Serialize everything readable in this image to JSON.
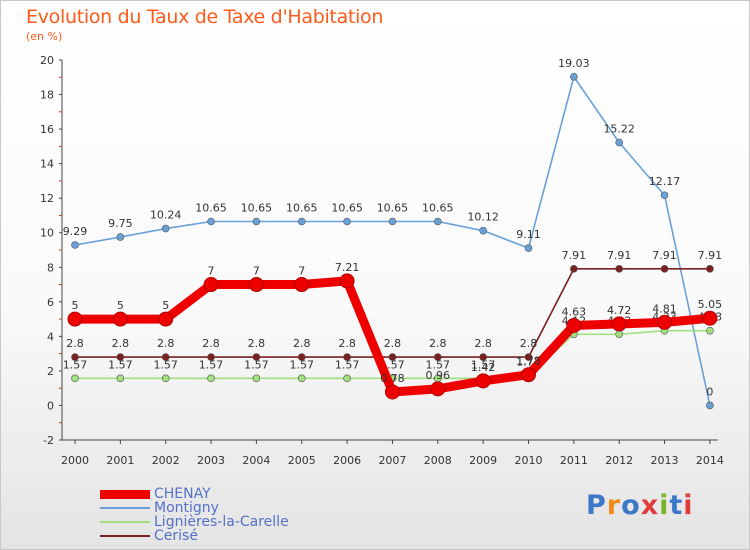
{
  "title": "Evolution du Taux de Taxe d'Habitation",
  "unit": "(en %)",
  "logo": {
    "text": "Proxiti",
    "colors": [
      "#3c78c8",
      "#f08c1e",
      "#3c78c8",
      "#e03c3c",
      "#7cb428",
      "#3c78c8",
      "#e03c3c"
    ]
  },
  "chart_data": {
    "type": "line",
    "x": [
      "2000",
      "2001",
      "2002",
      "2003",
      "2004",
      "2005",
      "2006",
      "2007",
      "2008",
      "2009",
      "2010",
      "2011",
      "2012",
      "2013",
      "2014"
    ],
    "ylim": [
      -2,
      20
    ],
    "yticks": [
      "-2",
      "0",
      "2",
      "4",
      "6",
      "8",
      "10",
      "12",
      "14",
      "16",
      "18",
      "20"
    ],
    "grid": false,
    "legend_position": "bottom-left",
    "series": [
      {
        "name": "Montigny",
        "color": "#6aa0d8",
        "values": [
          9.29,
          9.75,
          10.24,
          10.65,
          10.65,
          10.65,
          10.65,
          10.65,
          10.65,
          10.12,
          9.11,
          19.03,
          15.22,
          12.17,
          0
        ],
        "labels": [
          "9.29",
          "9.75",
          "10.24",
          "10.65",
          "10.65",
          "10.65",
          "10.65",
          "10.65",
          "10.65",
          "10.12",
          "9.11",
          "19.03",
          "15.22",
          "12.17",
          "0"
        ]
      },
      {
        "name": "Lignières-la-Carelle",
        "color": "#a0e080",
        "values": [
          1.57,
          1.57,
          1.57,
          1.57,
          1.57,
          1.57,
          1.57,
          1.57,
          1.57,
          1.57,
          1.73,
          4.12,
          4.12,
          4.33,
          4.33
        ],
        "labels": [
          "1.57",
          "1.57",
          "1.57",
          "1.57",
          "1.57",
          "1.57",
          "1.57",
          "1.57",
          "1.57",
          "1.57",
          "1.73",
          "4.12",
          "4.12",
          "4.33",
          "4.33"
        ]
      },
      {
        "name": "Cerisé",
        "color": "#7a2020",
        "values": [
          2.8,
          2.8,
          2.8,
          2.8,
          2.8,
          2.8,
          2.8,
          2.8,
          2.8,
          2.8,
          2.8,
          7.91,
          7.91,
          7.91,
          7.91
        ],
        "labels": [
          "2.8",
          "2.8",
          "2.8",
          "2.8",
          "2.8",
          "2.8",
          "2.8",
          "2.8",
          "2.8",
          "2.8",
          "2.8",
          "7.91",
          "7.91",
          "7.91",
          "7.91"
        ]
      },
      {
        "name": "CHENAY",
        "color": "#ee0000",
        "values": [
          5,
          5,
          5,
          7,
          7,
          7,
          7.21,
          0.78,
          0.96,
          1.42,
          1.78,
          4.63,
          4.72,
          4.81,
          5.05
        ],
        "labels": [
          "5",
          "5",
          "5",
          "7",
          "7",
          "7",
          "7.21",
          "0.78",
          "0.96",
          "1.42",
          "1.78",
          "4.63",
          "4.72",
          "4.81",
          "5.05"
        ]
      }
    ]
  },
  "legend": [
    {
      "label": "CHENAY",
      "color": "#ee0000"
    },
    {
      "label": "Montigny",
      "color": "#6aa0d8"
    },
    {
      "label": "Lignières-la-Carelle",
      "color": "#a0e080"
    },
    {
      "label": "Cerisé",
      "color": "#7a2020"
    }
  ]
}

**Directive:**
Give every line back word for word and leave the pictures out.

**Complete response:**
Serialize everything readable in this image to JSON.
{
  "title": "Evolution du Taux de Taxe d'Habitation",
  "unit": "(en %)",
  "logo": {
    "text": "Proxiti",
    "colors": [
      "#3c78c8",
      "#f08c1e",
      "#3c78c8",
      "#e03c3c",
      "#7cb428",
      "#3c78c8",
      "#e03c3c"
    ]
  },
  "chart_data": {
    "type": "line",
    "x": [
      "2000",
      "2001",
      "2002",
      "2003",
      "2004",
      "2005",
      "2006",
      "2007",
      "2008",
      "2009",
      "2010",
      "2011",
      "2012",
      "2013",
      "2014"
    ],
    "ylim": [
      -2,
      20
    ],
    "yticks": [
      "-2",
      "0",
      "2",
      "4",
      "6",
      "8",
      "10",
      "12",
      "14",
      "16",
      "18",
      "20"
    ],
    "grid": false,
    "legend_position": "bottom-left",
    "series": [
      {
        "name": "Montigny",
        "color": "#6aa0d8",
        "values": [
          9.29,
          9.75,
          10.24,
          10.65,
          10.65,
          10.65,
          10.65,
          10.65,
          10.65,
          10.12,
          9.11,
          19.03,
          15.22,
          12.17,
          0
        ],
        "labels": [
          "9.29",
          "9.75",
          "10.24",
          "10.65",
          "10.65",
          "10.65",
          "10.65",
          "10.65",
          "10.65",
          "10.12",
          "9.11",
          "19.03",
          "15.22",
          "12.17",
          "0"
        ]
      },
      {
        "name": "Lignières-la-Carelle",
        "color": "#a0e080",
        "values": [
          1.57,
          1.57,
          1.57,
          1.57,
          1.57,
          1.57,
          1.57,
          1.57,
          1.57,
          1.57,
          1.73,
          4.12,
          4.12,
          4.33,
          4.33
        ],
        "labels": [
          "1.57",
          "1.57",
          "1.57",
          "1.57",
          "1.57",
          "1.57",
          "1.57",
          "1.57",
          "1.57",
          "1.57",
          "1.73",
          "4.12",
          "4.12",
          "4.33",
          "4.33"
        ]
      },
      {
        "name": "Cerisé",
        "color": "#7a2020",
        "values": [
          2.8,
          2.8,
          2.8,
          2.8,
          2.8,
          2.8,
          2.8,
          2.8,
          2.8,
          2.8,
          2.8,
          7.91,
          7.91,
          7.91,
          7.91
        ],
        "labels": [
          "2.8",
          "2.8",
          "2.8",
          "2.8",
          "2.8",
          "2.8",
          "2.8",
          "2.8",
          "2.8",
          "2.8",
          "2.8",
          "7.91",
          "7.91",
          "7.91",
          "7.91"
        ]
      },
      {
        "name": "CHENAY",
        "color": "#ee0000",
        "values": [
          5,
          5,
          5,
          7,
          7,
          7,
          7.21,
          0.78,
          0.96,
          1.42,
          1.78,
          4.63,
          4.72,
          4.81,
          5.05
        ],
        "labels": [
          "5",
          "5",
          "5",
          "7",
          "7",
          "7",
          "7.21",
          "0.78",
          "0.96",
          "1.42",
          "1.78",
          "4.63",
          "4.72",
          "4.81",
          "5.05"
        ]
      }
    ]
  },
  "legend": [
    {
      "label": "CHENAY",
      "color": "#ee0000"
    },
    {
      "label": "Montigny",
      "color": "#6aa0d8"
    },
    {
      "label": "Lignières-la-Carelle",
      "color": "#a0e080"
    },
    {
      "label": "Cerisé",
      "color": "#7a2020"
    }
  ]
}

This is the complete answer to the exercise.